▶ **Aim of the exercise**
The data below needs to be returned exactly, line for line.

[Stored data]
━━━━━━━━━━━━━━━━
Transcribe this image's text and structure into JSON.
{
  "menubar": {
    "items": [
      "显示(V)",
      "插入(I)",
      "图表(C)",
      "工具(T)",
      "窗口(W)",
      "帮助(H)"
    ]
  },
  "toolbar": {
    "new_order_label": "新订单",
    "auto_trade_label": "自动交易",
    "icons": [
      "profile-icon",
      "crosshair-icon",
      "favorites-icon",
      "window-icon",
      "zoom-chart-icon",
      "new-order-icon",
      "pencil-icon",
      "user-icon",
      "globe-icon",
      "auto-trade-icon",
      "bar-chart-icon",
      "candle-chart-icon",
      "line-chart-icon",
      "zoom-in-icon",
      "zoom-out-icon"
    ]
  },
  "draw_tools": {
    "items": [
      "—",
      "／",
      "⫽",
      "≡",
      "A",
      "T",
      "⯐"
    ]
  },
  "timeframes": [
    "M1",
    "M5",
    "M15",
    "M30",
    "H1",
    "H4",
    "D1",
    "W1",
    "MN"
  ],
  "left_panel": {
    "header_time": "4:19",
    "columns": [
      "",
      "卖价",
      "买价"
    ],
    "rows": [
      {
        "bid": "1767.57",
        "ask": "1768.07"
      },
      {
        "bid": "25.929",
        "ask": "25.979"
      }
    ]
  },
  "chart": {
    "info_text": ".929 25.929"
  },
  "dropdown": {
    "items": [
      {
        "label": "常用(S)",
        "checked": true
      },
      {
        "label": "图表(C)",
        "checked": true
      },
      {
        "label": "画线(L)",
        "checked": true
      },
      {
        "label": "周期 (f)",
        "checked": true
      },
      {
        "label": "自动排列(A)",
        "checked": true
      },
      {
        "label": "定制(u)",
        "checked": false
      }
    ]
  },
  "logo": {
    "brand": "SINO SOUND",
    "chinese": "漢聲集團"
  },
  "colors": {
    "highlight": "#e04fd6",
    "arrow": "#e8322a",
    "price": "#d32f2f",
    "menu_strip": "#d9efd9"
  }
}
━━━━━━━━━━━━━━━━
▶ **Answer to the task**
Transcribe this image's text and structure into JSON.
{
  "menubar": {
    "items": [
      "显示(V)",
      "插入(I)",
      "图表(C)",
      "工具(T)",
      "窗口(W)",
      "帮助(H)"
    ]
  },
  "toolbar": {
    "new_order_label": "新订单",
    "auto_trade_label": "自动交易",
    "icons": [
      "profile-icon",
      "crosshair-icon",
      "favorites-icon",
      "window-icon",
      "zoom-chart-icon",
      "new-order-icon",
      "pencil-icon",
      "user-icon",
      "globe-icon",
      "auto-trade-icon",
      "bar-chart-icon",
      "candle-chart-icon",
      "line-chart-icon",
      "zoom-in-icon",
      "zoom-out-icon"
    ]
  },
  "draw_tools": {
    "items": [
      "—",
      "／",
      "⫽",
      "≡",
      "A",
      "T",
      "⯐"
    ]
  },
  "timeframes": [
    "M1",
    "M5",
    "M15",
    "M30",
    "H1",
    "H4",
    "D1",
    "W1",
    "MN"
  ],
  "left_panel": {
    "header_time": "4:19",
    "columns": [
      "",
      "卖价",
      "买价"
    ],
    "rows": [
      {
        "bid": "1767.57",
        "ask": "1768.07"
      },
      {
        "bid": "25.929",
        "ask": "25.979"
      }
    ]
  },
  "chart": {
    "info_text": ".929 25.929"
  },
  "dropdown": {
    "items": [
      {
        "label": "常用(S)",
        "checked": true
      },
      {
        "label": "图表(C)",
        "checked": true
      },
      {
        "label": "画线(L)",
        "checked": true
      },
      {
        "label": "周期 (f)",
        "checked": true
      },
      {
        "label": "自动排列(A)",
        "checked": true
      },
      {
        "label": "定制(u)",
        "checked": false
      }
    ]
  },
  "logo": {
    "brand": "SINO SOUND",
    "chinese": "漢聲集團"
  },
  "colors": {
    "highlight": "#e04fd6",
    "arrow": "#e8322a",
    "price": "#d32f2f",
    "menu_strip": "#d9efd9"
  }
}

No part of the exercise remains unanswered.